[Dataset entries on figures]
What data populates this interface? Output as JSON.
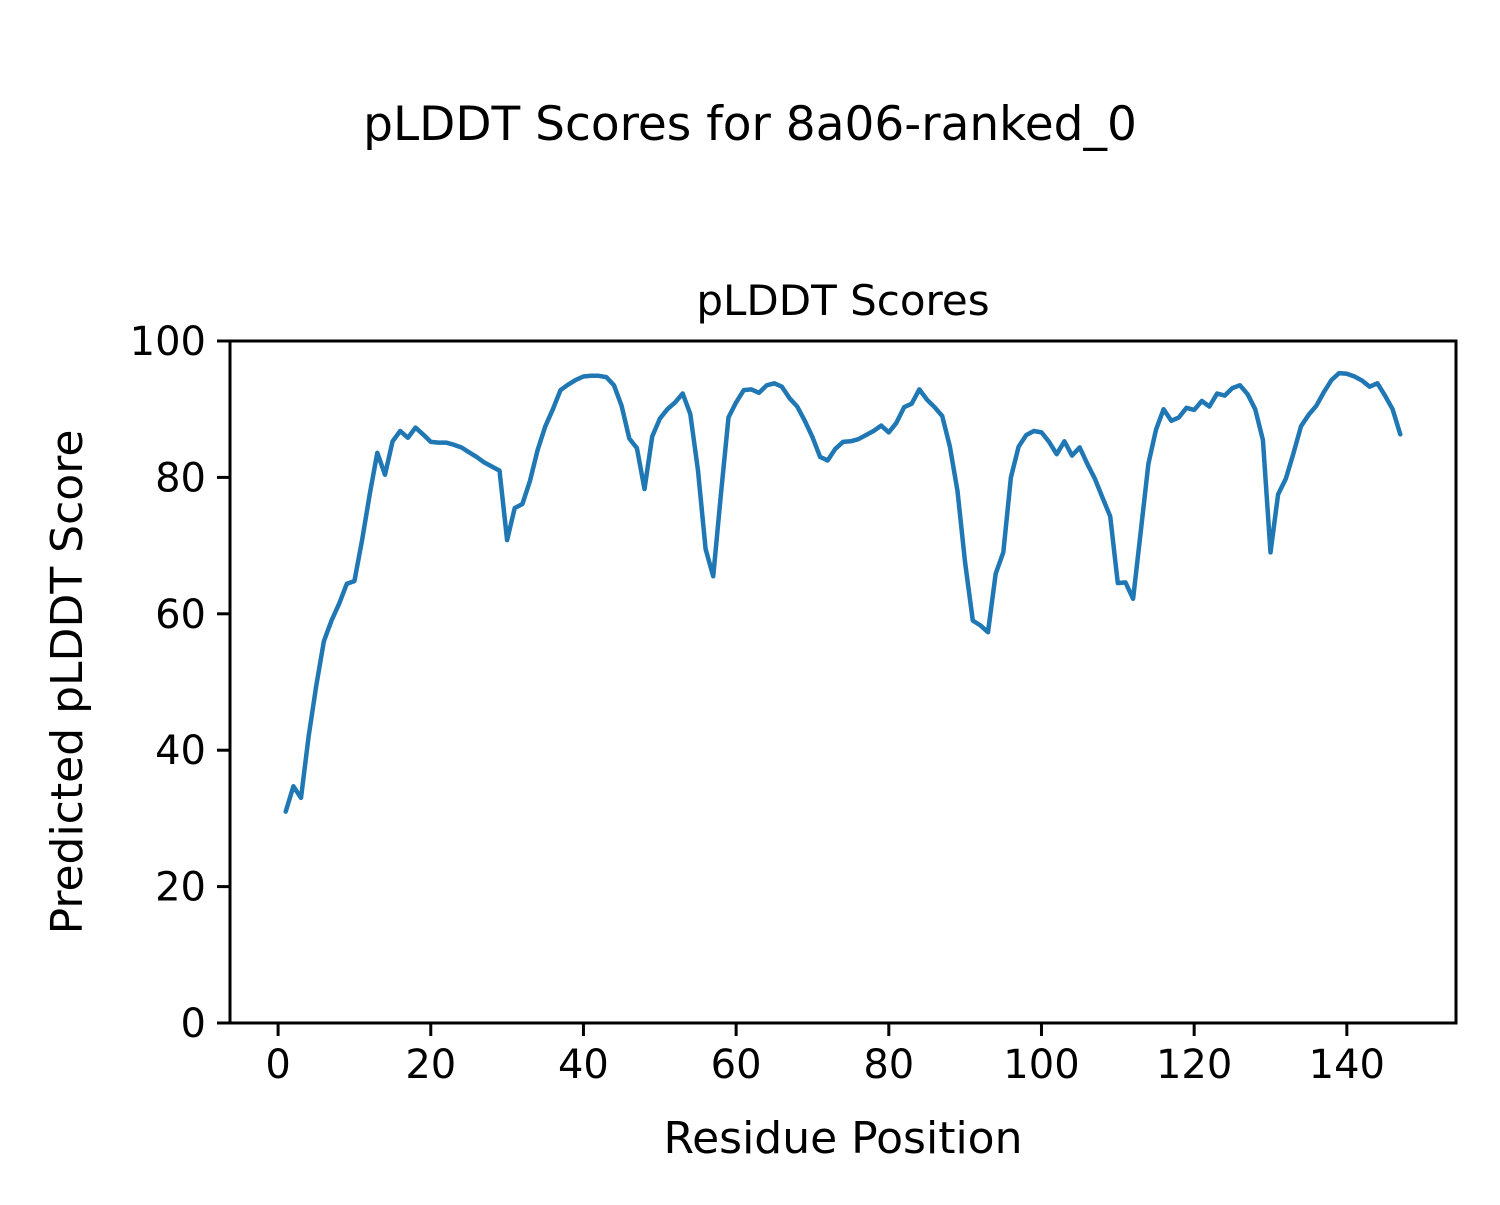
{
  "figure": {
    "suptitle": "pLDDT Scores for 8a06-ranked_0",
    "background_color": "#ffffff",
    "text_color": "#000000"
  },
  "chart_data": {
    "type": "line",
    "title": "pLDDT Scores",
    "xlabel": "Residue Position",
    "ylabel": "Predicted pLDDT Score",
    "series_name": "pLDDT",
    "line_color": "#1f77b4",
    "line_width": 4.5,
    "grid": false,
    "legend_position": "none",
    "xlim": [
      -6.3,
      154.3
    ],
    "ylim": [
      0,
      100
    ],
    "x_ticks": [
      0,
      20,
      40,
      60,
      80,
      100,
      120,
      140
    ],
    "y_ticks": [
      0,
      20,
      40,
      60,
      80,
      100
    ],
    "x_start": 1,
    "x_step": 1,
    "values": [
      31,
      34.7,
      33,
      42,
      49.5,
      56,
      59,
      61.5,
      64.4,
      64.8,
      70.8,
      77.5,
      83.6,
      80.4,
      85.3,
      86.8,
      85.8,
      87.3,
      86.3,
      85.2,
      85.1,
      85.1,
      84.8,
      84.4,
      83.7,
      83,
      82.2,
      81.6,
      81,
      70.8,
      75.5,
      76.1,
      79.5,
      84,
      87.5,
      90,
      92.8,
      93.6,
      94.3,
      94.8,
      94.9,
      94.9,
      94.7,
      93.5,
      90.5,
      85.7,
      84.3,
      78.3,
      86,
      88.6,
      90,
      91,
      92.3,
      89.3,
      81,
      69.5,
      65.5,
      77.5,
      88.8,
      91,
      92.8,
      92.9,
      92.4,
      93.5,
      93.8,
      93.3,
      91.6,
      90.4,
      88.3,
      85.9,
      83,
      82.5,
      84.2,
      85.2,
      85.3,
      85.6,
      86.2,
      86.8,
      87.6,
      86.6,
      88,
      90.3,
      90.8,
      92.9,
      91.4,
      90.3,
      89,
      84.5,
      78,
      67.5,
      59,
      58.3,
      57.3,
      65.9,
      69,
      80,
      84.5,
      86.2,
      86.8,
      86.6,
      85.2,
      83.4,
      85.3,
      83.2,
      84.4,
      82,
      79.8,
      77,
      74.3,
      64.5,
      64.6,
      62.2,
      72,
      82,
      87,
      90,
      88.3,
      88.8,
      90.2,
      89.9,
      91.2,
      90.4,
      92.3,
      92,
      93.1,
      93.5,
      92.2,
      90,
      85.5,
      69,
      77.5,
      79.8,
      83.5,
      87.5,
      89.2,
      90.5,
      92.5,
      94.3,
      95.3,
      95.2,
      94.8,
      94.2,
      93.3,
      93.8,
      92,
      90,
      86.3
    ]
  }
}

**PROBLEM STATEMENT**: Would you set down the listing exactly, omitting pictures?

**RESPONSE BELOW**:
What data populates this interface? Output as JSON.
{
  "figure": {
    "suptitle": "pLDDT Scores for 8a06-ranked_0",
    "background_color": "#ffffff",
    "text_color": "#000000"
  },
  "chart_data": {
    "type": "line",
    "title": "pLDDT Scores",
    "xlabel": "Residue Position",
    "ylabel": "Predicted pLDDT Score",
    "series_name": "pLDDT",
    "line_color": "#1f77b4",
    "line_width": 4.5,
    "grid": false,
    "legend_position": "none",
    "xlim": [
      -6.3,
      154.3
    ],
    "ylim": [
      0,
      100
    ],
    "x_ticks": [
      0,
      20,
      40,
      60,
      80,
      100,
      120,
      140
    ],
    "y_ticks": [
      0,
      20,
      40,
      60,
      80,
      100
    ],
    "x_start": 1,
    "x_step": 1,
    "values": [
      31,
      34.7,
      33,
      42,
      49.5,
      56,
      59,
      61.5,
      64.4,
      64.8,
      70.8,
      77.5,
      83.6,
      80.4,
      85.3,
      86.8,
      85.8,
      87.3,
      86.3,
      85.2,
      85.1,
      85.1,
      84.8,
      84.4,
      83.7,
      83,
      82.2,
      81.6,
      81,
      70.8,
      75.5,
      76.1,
      79.5,
      84,
      87.5,
      90,
      92.8,
      93.6,
      94.3,
      94.8,
      94.9,
      94.9,
      94.7,
      93.5,
      90.5,
      85.7,
      84.3,
      78.3,
      86,
      88.6,
      90,
      91,
      92.3,
      89.3,
      81,
      69.5,
      65.5,
      77.5,
      88.8,
      91,
      92.8,
      92.9,
      92.4,
      93.5,
      93.8,
      93.3,
      91.6,
      90.4,
      88.3,
      85.9,
      83,
      82.5,
      84.2,
      85.2,
      85.3,
      85.6,
      86.2,
      86.8,
      87.6,
      86.6,
      88,
      90.3,
      90.8,
      92.9,
      91.4,
      90.3,
      89,
      84.5,
      78,
      67.5,
      59,
      58.3,
      57.3,
      65.9,
      69,
      80,
      84.5,
      86.2,
      86.8,
      86.6,
      85.2,
      83.4,
      85.3,
      83.2,
      84.4,
      82,
      79.8,
      77,
      74.3,
      64.5,
      64.6,
      62.2,
      72,
      82,
      87,
      90,
      88.3,
      88.8,
      90.2,
      89.9,
      91.2,
      90.4,
      92.3,
      92,
      93.1,
      93.5,
      92.2,
      90,
      85.5,
      69,
      77.5,
      79.8,
      83.5,
      87.5,
      89.2,
      90.5,
      92.5,
      94.3,
      95.3,
      95.2,
      94.8,
      94.2,
      93.3,
      93.8,
      92,
      90,
      86.3
    ]
  }
}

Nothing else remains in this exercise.